> Required task
Look through the data for the string "system". Copy every line where it is found.

(Saved data entries)
----
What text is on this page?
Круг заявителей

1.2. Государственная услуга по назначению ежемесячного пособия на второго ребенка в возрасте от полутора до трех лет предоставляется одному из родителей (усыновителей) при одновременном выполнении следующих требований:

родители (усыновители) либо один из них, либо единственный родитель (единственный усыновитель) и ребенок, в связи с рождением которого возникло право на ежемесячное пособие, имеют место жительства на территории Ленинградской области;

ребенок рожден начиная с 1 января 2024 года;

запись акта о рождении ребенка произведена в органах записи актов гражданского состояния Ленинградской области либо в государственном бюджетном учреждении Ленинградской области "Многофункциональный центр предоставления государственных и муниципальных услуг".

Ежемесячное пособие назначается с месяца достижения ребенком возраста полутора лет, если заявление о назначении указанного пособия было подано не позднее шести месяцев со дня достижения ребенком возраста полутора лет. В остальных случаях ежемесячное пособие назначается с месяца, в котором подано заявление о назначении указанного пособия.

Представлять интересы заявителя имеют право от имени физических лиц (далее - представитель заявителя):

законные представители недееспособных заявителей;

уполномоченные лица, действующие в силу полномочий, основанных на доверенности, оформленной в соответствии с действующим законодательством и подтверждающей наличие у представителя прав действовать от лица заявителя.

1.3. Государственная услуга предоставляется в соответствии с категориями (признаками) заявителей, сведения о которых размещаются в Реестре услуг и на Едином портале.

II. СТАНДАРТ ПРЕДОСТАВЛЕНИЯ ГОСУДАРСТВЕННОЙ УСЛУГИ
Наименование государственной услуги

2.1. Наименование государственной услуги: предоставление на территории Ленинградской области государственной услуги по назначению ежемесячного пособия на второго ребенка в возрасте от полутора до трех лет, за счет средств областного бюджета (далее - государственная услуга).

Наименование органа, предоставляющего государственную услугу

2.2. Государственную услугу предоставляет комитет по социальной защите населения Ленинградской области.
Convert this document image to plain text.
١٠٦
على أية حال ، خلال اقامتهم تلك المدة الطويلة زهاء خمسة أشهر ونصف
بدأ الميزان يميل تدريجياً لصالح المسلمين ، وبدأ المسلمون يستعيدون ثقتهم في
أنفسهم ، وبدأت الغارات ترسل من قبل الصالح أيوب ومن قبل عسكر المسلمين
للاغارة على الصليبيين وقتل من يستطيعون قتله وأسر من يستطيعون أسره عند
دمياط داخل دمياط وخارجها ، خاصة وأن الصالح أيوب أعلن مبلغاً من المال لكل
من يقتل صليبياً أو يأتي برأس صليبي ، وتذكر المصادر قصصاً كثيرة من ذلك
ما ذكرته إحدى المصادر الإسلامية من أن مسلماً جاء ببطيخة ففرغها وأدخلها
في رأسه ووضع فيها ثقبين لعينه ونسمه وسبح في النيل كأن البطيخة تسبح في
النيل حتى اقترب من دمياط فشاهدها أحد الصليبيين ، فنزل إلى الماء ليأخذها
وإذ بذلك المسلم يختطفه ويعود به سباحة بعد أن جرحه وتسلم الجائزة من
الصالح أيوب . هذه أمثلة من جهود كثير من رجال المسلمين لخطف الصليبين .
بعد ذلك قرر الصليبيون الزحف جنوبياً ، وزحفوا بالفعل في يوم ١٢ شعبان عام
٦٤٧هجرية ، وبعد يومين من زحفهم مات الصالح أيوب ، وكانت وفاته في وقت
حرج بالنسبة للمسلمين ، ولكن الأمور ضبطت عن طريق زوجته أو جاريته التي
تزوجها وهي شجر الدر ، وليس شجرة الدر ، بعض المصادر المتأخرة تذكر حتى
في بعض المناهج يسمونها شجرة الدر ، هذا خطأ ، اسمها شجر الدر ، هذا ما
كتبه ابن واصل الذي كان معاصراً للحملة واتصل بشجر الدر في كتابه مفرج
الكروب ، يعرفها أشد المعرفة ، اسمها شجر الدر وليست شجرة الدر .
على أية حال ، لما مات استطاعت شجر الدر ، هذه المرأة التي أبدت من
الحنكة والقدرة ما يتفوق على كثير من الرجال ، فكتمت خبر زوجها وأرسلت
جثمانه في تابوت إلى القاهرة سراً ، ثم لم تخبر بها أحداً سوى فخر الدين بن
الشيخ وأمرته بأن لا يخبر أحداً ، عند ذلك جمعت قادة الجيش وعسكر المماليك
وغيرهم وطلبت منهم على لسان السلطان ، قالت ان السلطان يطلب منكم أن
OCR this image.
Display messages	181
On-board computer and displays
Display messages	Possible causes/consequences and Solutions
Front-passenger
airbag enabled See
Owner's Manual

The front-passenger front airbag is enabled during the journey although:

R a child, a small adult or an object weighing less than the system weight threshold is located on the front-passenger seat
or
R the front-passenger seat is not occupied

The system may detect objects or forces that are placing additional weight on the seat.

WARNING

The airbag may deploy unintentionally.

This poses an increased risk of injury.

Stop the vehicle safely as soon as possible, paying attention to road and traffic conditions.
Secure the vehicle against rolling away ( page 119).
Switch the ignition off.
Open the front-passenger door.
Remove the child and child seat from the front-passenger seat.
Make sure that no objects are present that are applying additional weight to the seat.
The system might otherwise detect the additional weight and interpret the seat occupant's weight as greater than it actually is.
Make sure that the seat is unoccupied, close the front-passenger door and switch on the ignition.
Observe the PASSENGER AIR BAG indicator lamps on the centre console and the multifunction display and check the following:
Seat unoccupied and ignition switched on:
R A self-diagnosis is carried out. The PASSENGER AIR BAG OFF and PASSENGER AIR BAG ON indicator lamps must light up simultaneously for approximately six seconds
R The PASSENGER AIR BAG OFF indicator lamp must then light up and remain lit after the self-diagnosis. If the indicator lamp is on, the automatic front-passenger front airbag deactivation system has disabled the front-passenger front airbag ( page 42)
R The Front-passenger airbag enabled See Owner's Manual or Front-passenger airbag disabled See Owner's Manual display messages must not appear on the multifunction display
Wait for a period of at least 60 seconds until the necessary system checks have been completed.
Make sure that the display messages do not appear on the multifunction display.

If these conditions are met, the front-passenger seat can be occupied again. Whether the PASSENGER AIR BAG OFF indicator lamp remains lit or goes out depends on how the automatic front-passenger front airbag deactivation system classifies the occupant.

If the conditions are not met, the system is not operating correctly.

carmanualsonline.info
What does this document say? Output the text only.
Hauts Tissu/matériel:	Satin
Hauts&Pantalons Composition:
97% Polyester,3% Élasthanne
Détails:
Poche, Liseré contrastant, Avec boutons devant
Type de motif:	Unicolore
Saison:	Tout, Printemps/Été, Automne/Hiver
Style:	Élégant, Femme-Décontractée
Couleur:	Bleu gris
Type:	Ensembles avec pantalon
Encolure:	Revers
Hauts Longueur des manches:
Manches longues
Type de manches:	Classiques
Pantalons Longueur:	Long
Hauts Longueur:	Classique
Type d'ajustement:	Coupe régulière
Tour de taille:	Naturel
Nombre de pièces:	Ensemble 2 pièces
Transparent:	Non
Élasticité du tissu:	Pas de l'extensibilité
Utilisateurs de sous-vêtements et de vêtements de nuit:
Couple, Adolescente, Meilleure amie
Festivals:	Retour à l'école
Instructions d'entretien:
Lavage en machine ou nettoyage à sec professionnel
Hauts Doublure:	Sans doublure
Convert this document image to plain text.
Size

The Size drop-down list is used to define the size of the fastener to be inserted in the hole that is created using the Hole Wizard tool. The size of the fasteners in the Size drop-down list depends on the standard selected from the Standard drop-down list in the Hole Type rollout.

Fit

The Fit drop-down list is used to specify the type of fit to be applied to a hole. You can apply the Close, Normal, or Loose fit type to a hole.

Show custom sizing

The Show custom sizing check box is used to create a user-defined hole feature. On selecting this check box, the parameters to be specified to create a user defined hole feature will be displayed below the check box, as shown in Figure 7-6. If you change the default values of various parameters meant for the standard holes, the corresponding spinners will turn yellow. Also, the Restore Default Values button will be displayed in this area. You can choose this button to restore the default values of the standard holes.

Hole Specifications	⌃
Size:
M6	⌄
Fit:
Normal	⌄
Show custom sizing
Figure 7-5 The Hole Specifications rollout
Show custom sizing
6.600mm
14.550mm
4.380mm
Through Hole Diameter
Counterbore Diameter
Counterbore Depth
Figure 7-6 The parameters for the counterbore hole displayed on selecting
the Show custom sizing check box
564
----
> Result below
R a child, a small adult or an object weighing less than the system weight threshold is located on the front-passenger seat
The system may detect objects or forces that are placing additional weight on the seat.
The system might otherwise detect the additional weight and interpret the seat occupant's weight as greater than it actually is.
R The PASSENGER AIR BAG OFF indicator lamp must then light up and remain lit after the self-diagnosis. If the indicator lamp is on, the automatic front-passenger front airbag deactivation system has disabled the front-passenger front airbag ( page 42)
Wait for a period of at least 60 seconds until the necessary system checks have been completed.
If these conditions are met, the front-passenger seat can be occupied again. Whether the PASSENGER AIR BAG OFF indicator lamp remains lit or goes out depends on how the automatic front-passenger front airbag deactivation system classifies the occupant.
If the conditions are not met, the system is not operating correctly.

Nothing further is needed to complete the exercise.